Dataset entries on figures
::::::

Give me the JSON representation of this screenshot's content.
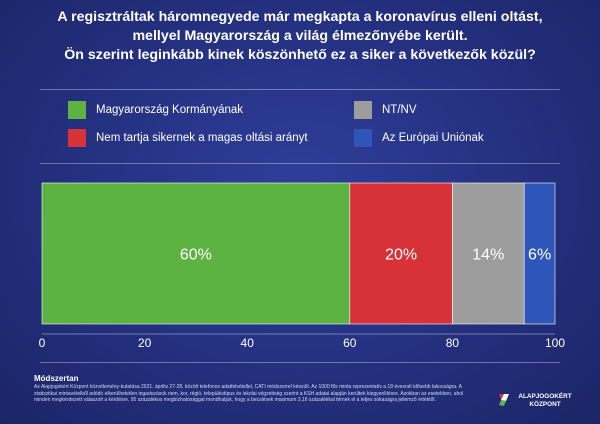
{
  "title_lines": [
    "A regisztráltak háromnegyede már megkapta a koronavírus elleni oltást,",
    "mellyel Magyarország a világ élmezőnyébe került.",
    "Ön szerint leginkább kinek köszönhető ez a siker a következők közül?"
  ],
  "chart_data": {
    "type": "bar",
    "orientation": "horizontal-stacked",
    "series": [
      {
        "name": "Magyarország Kormányának",
        "value": 60,
        "label": "60%",
        "color": "#5cb342"
      },
      {
        "name": "Nem tartja sikernek a magas oltási arányt",
        "value": 20,
        "label": "20%",
        "color": "#d63238"
      },
      {
        "name": "NT/NV",
        "value": 14,
        "label": "14%",
        "color": "#9d9d9d"
      },
      {
        "name": "Az Európai Uniónak",
        "value": 6,
        "label": "6%",
        "color": "#2d56b8"
      }
    ],
    "xlim": [
      0,
      100
    ],
    "xticks": [
      "0",
      "20",
      "40",
      "60",
      "80",
      "100"
    ],
    "legend_order": [
      0,
      2,
      1,
      3
    ],
    "legend_position": "top"
  },
  "methodology": {
    "heading": "Módszertan",
    "text": "Az Alapjogokért Központ közvélemény-kutatása 2021. április 27-28. között telefonos adatfelvétellel, CATI módszerrel készült. Az 1000 fős minta reprezentatív a 18 évesnél idősebb lakosságra. A statisztikai mintavételből adódó elkerülhetetlen ingadozások nem, kor, régió, településtípus és iskolai végzettség szerint a KSH adatai alapján kerültek kiegyenlítésre. Azokban az esetekben, ahol minden megkérdezett válaszolt a kérdésre, 95 százalékos megbízhatósággal mondhatjuk, hogy a becslések maximum 3,16 százalékkal térnek el a teljes sokaságra jellemző értéktől."
  },
  "logo": {
    "line1": "ALAPJOGOKÉRT",
    "line2": "KÖZPONT",
    "colors": [
      "#d63238",
      "#ffffff",
      "#5cb342"
    ]
  }
}
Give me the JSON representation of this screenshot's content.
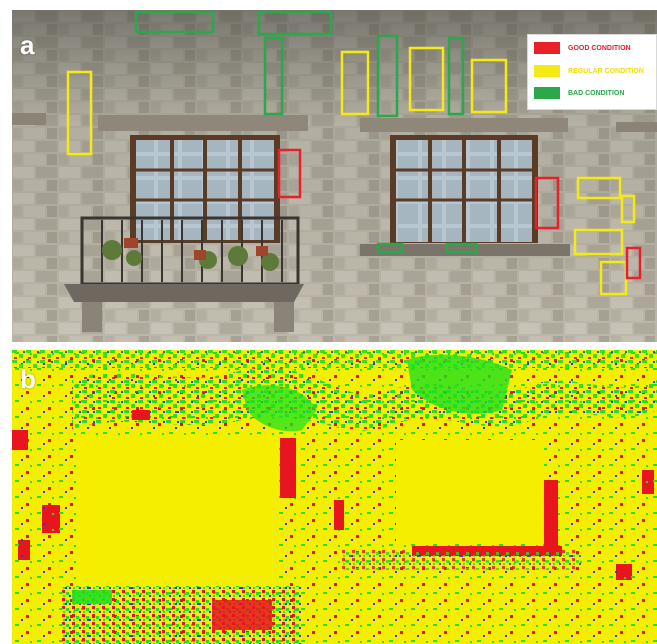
{
  "figure": {
    "panel_a": {
      "label": "a"
    },
    "panel_b": {
      "label": "b"
    },
    "legend": {
      "items": [
        {
          "label": "GOOD CONDITION",
          "color": "#e8202a"
        },
        {
          "label": "REGULAR CONDITION",
          "color": "#f5ea14"
        },
        {
          "label": "BAD CONDITION",
          "color": "#2aa84a"
        }
      ]
    }
  },
  "colors": {
    "good": "#e8202a",
    "regular": "#f5ea14",
    "bad": "#2aa84a",
    "map_yellow": "#f4ef00",
    "map_green": "#22e11e",
    "map_red": "#e8141e",
    "map_blue": "#3a2fd0"
  }
}
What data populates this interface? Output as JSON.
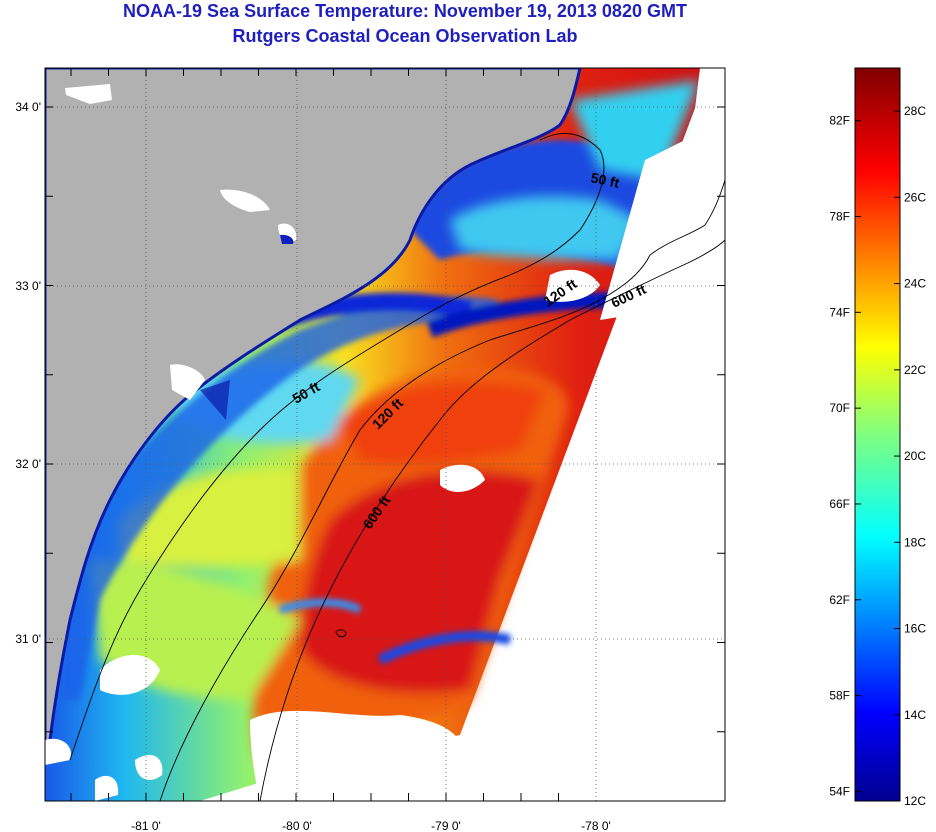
{
  "header": {
    "title": "NOAA-19 Sea Surface Temperature:  November 19, 2013 0820 GMT",
    "subtitle": "Rutgers Coastal Ocean Observation Lab"
  },
  "map": {
    "lat_ticks": [
      "34 0'",
      "33 0'",
      "32 0'",
      "31 0'"
    ],
    "lon_ticks": [
      "-81 0'",
      "-80 0'",
      "-79 0'",
      "-78 0'"
    ],
    "isobaths": [
      "50 ft",
      "120 ft",
      "600 ft"
    ],
    "isobath_labels": [
      {
        "text": "50 ft",
        "group": "north"
      },
      {
        "text": "120 ft",
        "group": "north"
      },
      {
        "text": "600 ft",
        "group": "north"
      },
      {
        "text": "50 ft",
        "group": "south"
      },
      {
        "text": "120 ft",
        "group": "south"
      },
      {
        "text": "600 ft",
        "group": "south"
      }
    ],
    "colors": {
      "land": "#b1b1b1",
      "cloud": "#ffffff",
      "frame": "#000000"
    }
  },
  "colorbar": {
    "fahrenheit_labels": [
      "82F",
      "78F",
      "74F",
      "70F",
      "66F",
      "62F",
      "58F",
      "54F"
    ],
    "celsius_labels": [
      "28C",
      "26C",
      "24C",
      "22C",
      "20C",
      "18C",
      "16C",
      "14C",
      "12C"
    ],
    "range_c": [
      12,
      29
    ],
    "colormap": "jet"
  }
}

::::::

Omit the pictures. Output every record above word for word.

Final result
Give me the JSON representation of this screenshot's content.
{
  "title_lines": [
    "A regisztráltak háromnegyede már megkapta a koronavírus elleni oltást,",
    "mellyel Magyarország a világ élmezőnyébe került.",
    "Ön szerint leginkább kinek köszönhető ez a siker a következők közül?"
  ],
  "chart_data": {
    "type": "bar",
    "orientation": "horizontal-stacked",
    "series": [
      {
        "name": "Magyarország Kormányának",
        "value": 60,
        "label": "60%",
        "color": "#5cb342"
      },
      {
        "name": "Nem tartja sikernek a magas oltási arányt",
        "value": 20,
        "label": "20%",
        "color": "#d63238"
      },
      {
        "name": "NT/NV",
        "value": 14,
        "label": "14%",
        "color": "#9d9d9d"
      },
      {
        "name": "Az Európai Uniónak",
        "value": 6,
        "label": "6%",
        "color": "#2d56b8"
      }
    ],
    "xlim": [
      0,
      100
    ],
    "xticks": [
      "0",
      "20",
      "40",
      "60",
      "80",
      "100"
    ],
    "legend_order": [
      0,
      2,
      1,
      3
    ],
    "legend_position": "top"
  },
  "methodology": {
    "heading": "Módszertan",
    "text": "Az Alapjogokért Központ közvélemény-kutatása 2021. április 27-28. között telefonos adatfelvétellel, CATI módszerrel készült. Az 1000 fős minta reprezentatív a 18 évesnél idősebb lakosságra. A statisztikai mintavételből adódó elkerülhetetlen ingadozások nem, kor, régió, településtípus és iskolai végzettség szerint a KSH adatai alapján kerültek kiegyenlítésre. Azokban az esetekben, ahol minden megkérdezett válaszolt a kérdésre, 95 százalékos megbízhatósággal mondhatjuk, hogy a becslések maximum 3,16 százalékkal térnek el a teljes sokaságra jellemző értéktől."
  },
  "logo": {
    "line1": "ALAPJOGOKÉRT",
    "line2": "KÖZPONT",
    "colors": [
      "#d63238",
      "#ffffff",
      "#5cb342"
    ]
  }
}
Give me the JSON representation of this screenshot's content.
{
  "figure": {
    "panel_a": {
      "label": "a"
    },
    "panel_b": {
      "label": "b"
    },
    "legend": {
      "items": [
        {
          "label": "GOOD CONDITION",
          "color": "#e8202a"
        },
        {
          "label": "REGULAR CONDITION",
          "color": "#f5ea14"
        },
        {
          "label": "BAD CONDITION",
          "color": "#2aa84a"
        }
      ]
    }
  },
  "colors": {
    "good": "#e8202a",
    "regular": "#f5ea14",
    "bad": "#2aa84a",
    "map_yellow": "#f4ef00",
    "map_green": "#22e11e",
    "map_red": "#e8141e",
    "map_blue": "#3a2fd0"
  }
}
What data populates this interface? Output as JSON.
{
  "header": {
    "title": "NOAA-19 Sea Surface Temperature:  November 19, 2013 0820 GMT",
    "subtitle": "Rutgers Coastal Ocean Observation Lab"
  },
  "map": {
    "lat_ticks": [
      "34 0'",
      "33 0'",
      "32 0'",
      "31 0'"
    ],
    "lon_ticks": [
      "-81 0'",
      "-80 0'",
      "-79 0'",
      "-78 0'"
    ],
    "isobaths": [
      "50 ft",
      "120 ft",
      "600 ft"
    ],
    "isobath_labels": [
      {
        "text": "50 ft",
        "group": "north"
      },
      {
        "text": "120 ft",
        "group": "north"
      },
      {
        "text": "600 ft",
        "group": "north"
      },
      {
        "text": "50 ft",
        "group": "south"
      },
      {
        "text": "120 ft",
        "group": "south"
      },
      {
        "text": "600 ft",
        "group": "south"
      }
    ],
    "colors": {
      "land": "#b1b1b1",
      "cloud": "#ffffff",
      "frame": "#000000"
    }
  },
  "colorbar": {
    "fahrenheit_labels": [
      "82F",
      "78F",
      "74F",
      "70F",
      "66F",
      "62F",
      "58F",
      "54F"
    ],
    "celsius_labels": [
      "28C",
      "26C",
      "24C",
      "22C",
      "20C",
      "18C",
      "16C",
      "14C",
      "12C"
    ],
    "range_c": [
      12,
      29
    ],
    "colormap": "jet"
  }
}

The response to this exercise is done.